Exercise: Keep the images out and copy every entry below exactly.

Dataset entries:

☆ ☆ ☆

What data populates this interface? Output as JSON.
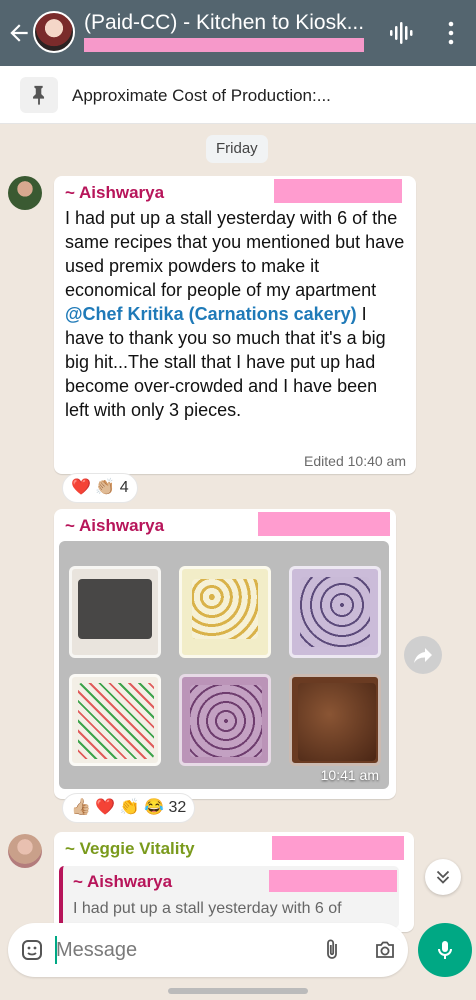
{
  "header": {
    "title": "(Paid-CC) - Kitchen to Kiosk..."
  },
  "pinned": {
    "text": "Approximate Cost of Production:..."
  },
  "day_separator": "Friday",
  "messages": [
    {
      "sender": "~ Aishwarya",
      "sender_color": "#b7155a",
      "text_before": "I had put up a stall yesterday with 6 of the same recipes that you mentioned but have used premix powders to make it economical for people of my apartment",
      "mention": "@Chef Kritika (Carnations cakery)",
      "text_after": " I have to thank you so much that it's a big big hit...The stall that I have put up had become over-crowded and I have been left with only 3 pieces.",
      "time": "Edited 10:40 am",
      "reactions": "❤️ 👏🏼 4"
    },
    {
      "sender": "~ Aishwarya",
      "sender_color": "#b7155a",
      "time": "10:41 am",
      "reactions": "👍🏼 ❤️ 👏 😂 32"
    },
    {
      "sender": "~ Veggie Vitality",
      "sender_color": "#7a9a1c",
      "quote_sender": "~ Aishwarya",
      "quote_text": "I had put up a stall yesterday with 6 of"
    }
  ],
  "composer": {
    "placeholder": "Message"
  },
  "colors": {
    "header_bg": "#54656f",
    "chat_bg": "#efe7de",
    "accent": "#00a884",
    "redaction": "#ff9ccf"
  },
  "icons": [
    "back-arrow-icon",
    "voice-call-icon",
    "more-vert-icon",
    "pin-icon",
    "forward-icon",
    "chevron-down-icon",
    "sticker-icon",
    "attach-icon",
    "camera-icon",
    "mic-icon"
  ]
}
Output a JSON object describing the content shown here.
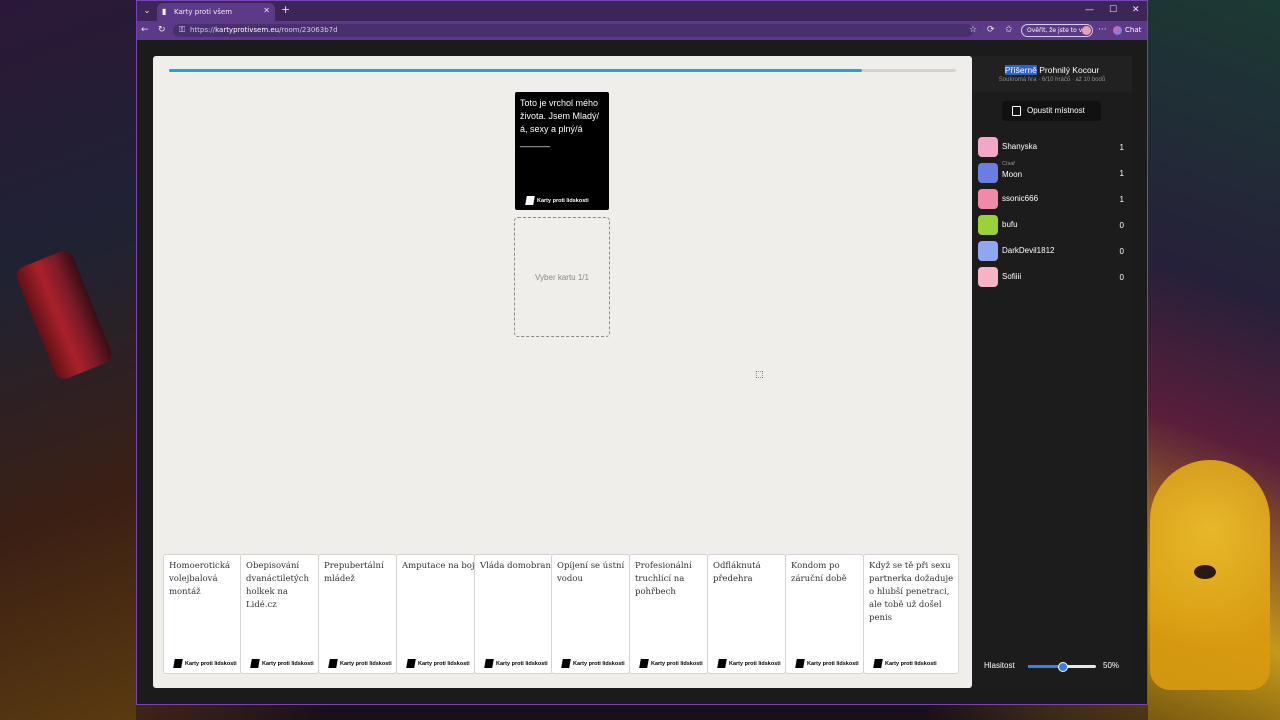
{
  "browser": {
    "tab_title": "Karty proti všem",
    "url_prefix": "https://",
    "url_domain": "kartyprotivsem.eu",
    "url_path": "/room/23063b7d",
    "verify_label": "Ověřit, že jste to vy",
    "chat_label": "Chat",
    "accent_color": "#5c3a87"
  },
  "game": {
    "progress_fraction": 0.88,
    "black_card_text": "Toto je vrchol mého života. Jsem Mladý/á, sexy a plný/á ______",
    "card_brand": "Karty proti lidskosti",
    "slot_label": "Vyber kartu 1/1",
    "hand": [
      {
        "text": "Homoerotická volejbalová montáž"
      },
      {
        "text": "Obepisování dvanáctiletých holkek na Lidé.cz"
      },
      {
        "text": "Prepubertální mládež"
      },
      {
        "text": "Amputace na bojišti"
      },
      {
        "text": "Vláda domobrany"
      },
      {
        "text": "Opíjení se ústní vodou"
      },
      {
        "text": "Profesionální truchlící na pohřbech"
      },
      {
        "text": "Odfláknutá předehra"
      },
      {
        "text": "Kondom po záruční době"
      },
      {
        "text": "Když se tě při sexu partnerka dožaduje o hlubší penetraci, ale tobě už došel penis"
      }
    ]
  },
  "sidebar": {
    "room_title_highlight": "Příšerně",
    "room_title_rest": " Prohnilý Kocour",
    "room_info": "Soukromá hra · 6/10 hráčů · až 10 bodů",
    "leave_label": "Opustit místnost",
    "czar_label": "Císař",
    "players": [
      {
        "name": "Shanyska",
        "score": "1",
        "color": "#f2a7c9",
        "czar": false
      },
      {
        "name": "Moon",
        "score": "1",
        "color": "#6a7de0",
        "czar": true
      },
      {
        "name": "ssonic666",
        "score": "1",
        "color": "#f08aa8",
        "czar": false
      },
      {
        "name": "bufu",
        "score": "0",
        "color": "#9bd23a",
        "czar": false
      },
      {
        "name": "DarkDevil1812",
        "score": "0",
        "color": "#8fa6f0",
        "czar": false
      },
      {
        "name": "Sofiiii",
        "score": "0",
        "color": "#f5b3c3",
        "czar": false
      }
    ],
    "volume_label": "Hlasitost",
    "volume_fraction": 0.5,
    "volume_value": "50%"
  }
}
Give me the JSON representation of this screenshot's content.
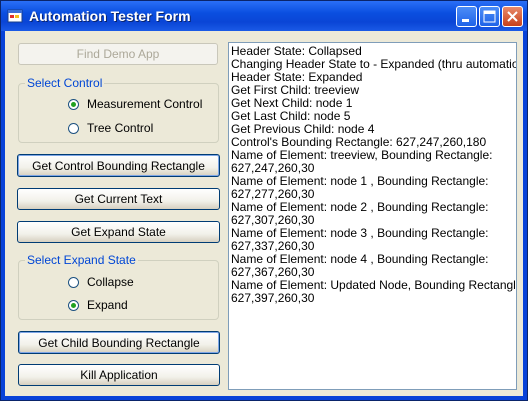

☆ ☆ ☆

Written response:
What data populates this interface? Output as JSON.
{
  "header": {
    "title": "(Paid-CC) - Kitchen to Kiosk..."
  },
  "pinned": {
    "text": "Approximate Cost of Production:..."
  },
  "day_separator": "Friday",
  "messages": [
    {
      "sender": "~ Aishwarya",
      "sender_color": "#b7155a",
      "text_before": "I had put up a stall yesterday with 6 of the same recipes that you mentioned but have used premix powders to make it economical for people of my apartment",
      "mention": "@Chef Kritika (Carnations cakery)",
      "text_after": " I have to thank you so much that it's a big big hit...The stall that I have put up had become over-crowded and I have been left with only 3 pieces.",
      "time": "Edited 10:40 am",
      "reactions": "❤️ 👏🏼 4"
    },
    {
      "sender": "~ Aishwarya",
      "sender_color": "#b7155a",
      "time": "10:41 am",
      "reactions": "👍🏼 ❤️ 👏 😂 32"
    },
    {
      "sender": "~ Veggie Vitality",
      "sender_color": "#7a9a1c",
      "quote_sender": "~ Aishwarya",
      "quote_text": "I had put up a stall yesterday with 6 of"
    }
  ],
  "composer": {
    "placeholder": "Message"
  },
  "colors": {
    "header_bg": "#54656f",
    "chat_bg": "#efe7de",
    "accent": "#00a884",
    "redaction": "#ff9ccf"
  },
  "icons": [
    "back-arrow-icon",
    "voice-call-icon",
    "more-vert-icon",
    "pin-icon",
    "forward-icon",
    "chevron-down-icon",
    "sticker-icon",
    "attach-icon",
    "camera-icon",
    "mic-icon"
  ]
}
Output a JSON object describing the content shown here.
{
  "browser": {
    "tab_title": "Karty proti všem",
    "url_prefix": "https://",
    "url_domain": "kartyprotivsem.eu",
    "url_path": "/room/23063b7d",
    "verify_label": "Ověřit, že jste to vy",
    "chat_label": "Chat",
    "accent_color": "#5c3a87"
  },
  "game": {
    "progress_fraction": 0.88,
    "black_card_text": "Toto je vrchol mého života. Jsem Mladý/á, sexy a plný/á ______",
    "card_brand": "Karty proti lidskosti",
    "slot_label": "Vyber kartu 1/1",
    "hand": [
      {
        "text": "Homoerotická volejbalová montáž"
      },
      {
        "text": "Obepisování dvanáctiletých holkek na Lidé.cz"
      },
      {
        "text": "Prepubertální mládež"
      },
      {
        "text": "Amputace na bojišti"
      },
      {
        "text": "Vláda domobrany"
      },
      {
        "text": "Opíjení se ústní vodou"
      },
      {
        "text": "Profesionální truchlící na pohřbech"
      },
      {
        "text": "Odfláknutá předehra"
      },
      {
        "text": "Kondom po záruční době"
      },
      {
        "text": "Když se tě při sexu partnerka dožaduje o hlubší penetraci, ale tobě už došel penis"
      }
    ]
  },
  "sidebar": {
    "room_title_highlight": "Příšerně",
    "room_title_rest": " Prohnilý Kocour",
    "room_info": "Soukromá hra · 6/10 hráčů · až 10 bodů",
    "leave_label": "Opustit místnost",
    "czar_label": "Císař",
    "players": [
      {
        "name": "Shanyska",
        "score": "1",
        "color": "#f2a7c9",
        "czar": false
      },
      {
        "name": "Moon",
        "score": "1",
        "color": "#6a7de0",
        "czar": true
      },
      {
        "name": "ssonic666",
        "score": "1",
        "color": "#f08aa8",
        "czar": false
      },
      {
        "name": "bufu",
        "score": "0",
        "color": "#9bd23a",
        "czar": false
      },
      {
        "name": "DarkDevil1812",
        "score": "0",
        "color": "#8fa6f0",
        "czar": false
      },
      {
        "name": "Sofiiii",
        "score": "0",
        "color": "#f5b3c3",
        "czar": false
      }
    ],
    "volume_label": "Hlasitost",
    "volume_fraction": 0.5,
    "volume_value": "50%"
  }
}
Give me the JSON representation of this screenshot's content.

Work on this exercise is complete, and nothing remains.